WHAT THIS TASK INVOLVES: Identify all lines of the data containing the string "name" and copy them.

Data records

⁂

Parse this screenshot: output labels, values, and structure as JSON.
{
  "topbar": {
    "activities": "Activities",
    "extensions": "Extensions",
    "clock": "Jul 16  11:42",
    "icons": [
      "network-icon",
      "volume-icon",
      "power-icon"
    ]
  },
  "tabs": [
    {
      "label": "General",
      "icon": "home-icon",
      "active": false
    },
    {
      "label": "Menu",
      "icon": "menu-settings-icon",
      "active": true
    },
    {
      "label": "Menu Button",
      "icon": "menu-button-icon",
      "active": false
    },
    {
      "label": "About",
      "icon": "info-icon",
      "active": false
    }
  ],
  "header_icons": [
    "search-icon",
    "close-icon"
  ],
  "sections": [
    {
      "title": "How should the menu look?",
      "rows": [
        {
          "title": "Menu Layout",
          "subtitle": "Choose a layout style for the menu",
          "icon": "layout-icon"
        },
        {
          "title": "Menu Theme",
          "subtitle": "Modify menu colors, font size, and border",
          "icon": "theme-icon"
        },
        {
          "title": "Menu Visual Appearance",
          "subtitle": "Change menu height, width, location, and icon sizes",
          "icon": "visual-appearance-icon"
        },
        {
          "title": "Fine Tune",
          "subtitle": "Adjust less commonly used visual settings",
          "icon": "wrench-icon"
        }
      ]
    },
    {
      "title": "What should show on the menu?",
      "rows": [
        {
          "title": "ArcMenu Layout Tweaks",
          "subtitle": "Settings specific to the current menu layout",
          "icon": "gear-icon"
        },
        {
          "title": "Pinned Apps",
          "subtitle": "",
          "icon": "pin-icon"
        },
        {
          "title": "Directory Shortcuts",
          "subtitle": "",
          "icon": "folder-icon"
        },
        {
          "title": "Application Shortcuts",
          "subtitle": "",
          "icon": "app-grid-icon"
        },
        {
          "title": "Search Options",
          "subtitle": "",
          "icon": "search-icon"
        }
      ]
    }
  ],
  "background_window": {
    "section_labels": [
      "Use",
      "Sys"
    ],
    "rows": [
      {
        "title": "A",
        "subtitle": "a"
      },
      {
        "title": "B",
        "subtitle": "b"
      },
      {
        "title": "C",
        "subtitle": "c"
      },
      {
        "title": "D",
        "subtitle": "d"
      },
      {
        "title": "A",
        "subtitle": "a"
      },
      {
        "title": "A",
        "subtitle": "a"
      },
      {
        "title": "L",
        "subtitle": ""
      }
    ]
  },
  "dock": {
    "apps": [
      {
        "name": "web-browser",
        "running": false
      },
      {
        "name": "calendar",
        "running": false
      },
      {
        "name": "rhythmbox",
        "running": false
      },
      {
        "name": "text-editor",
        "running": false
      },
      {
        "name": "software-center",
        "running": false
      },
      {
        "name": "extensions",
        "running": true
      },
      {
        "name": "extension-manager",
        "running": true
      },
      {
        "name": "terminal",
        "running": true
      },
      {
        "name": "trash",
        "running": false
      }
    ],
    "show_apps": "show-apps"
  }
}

⁂

THE RESPONSE:
        "name": "web-browser",
        "name": "calendar",
        "name": "rhythmbox",
        "name": "text-editor",
        "name": "software-center",
        "name": "extensions",
        "name": "extension-manager",
        "name": "terminal",
        "name": "trash",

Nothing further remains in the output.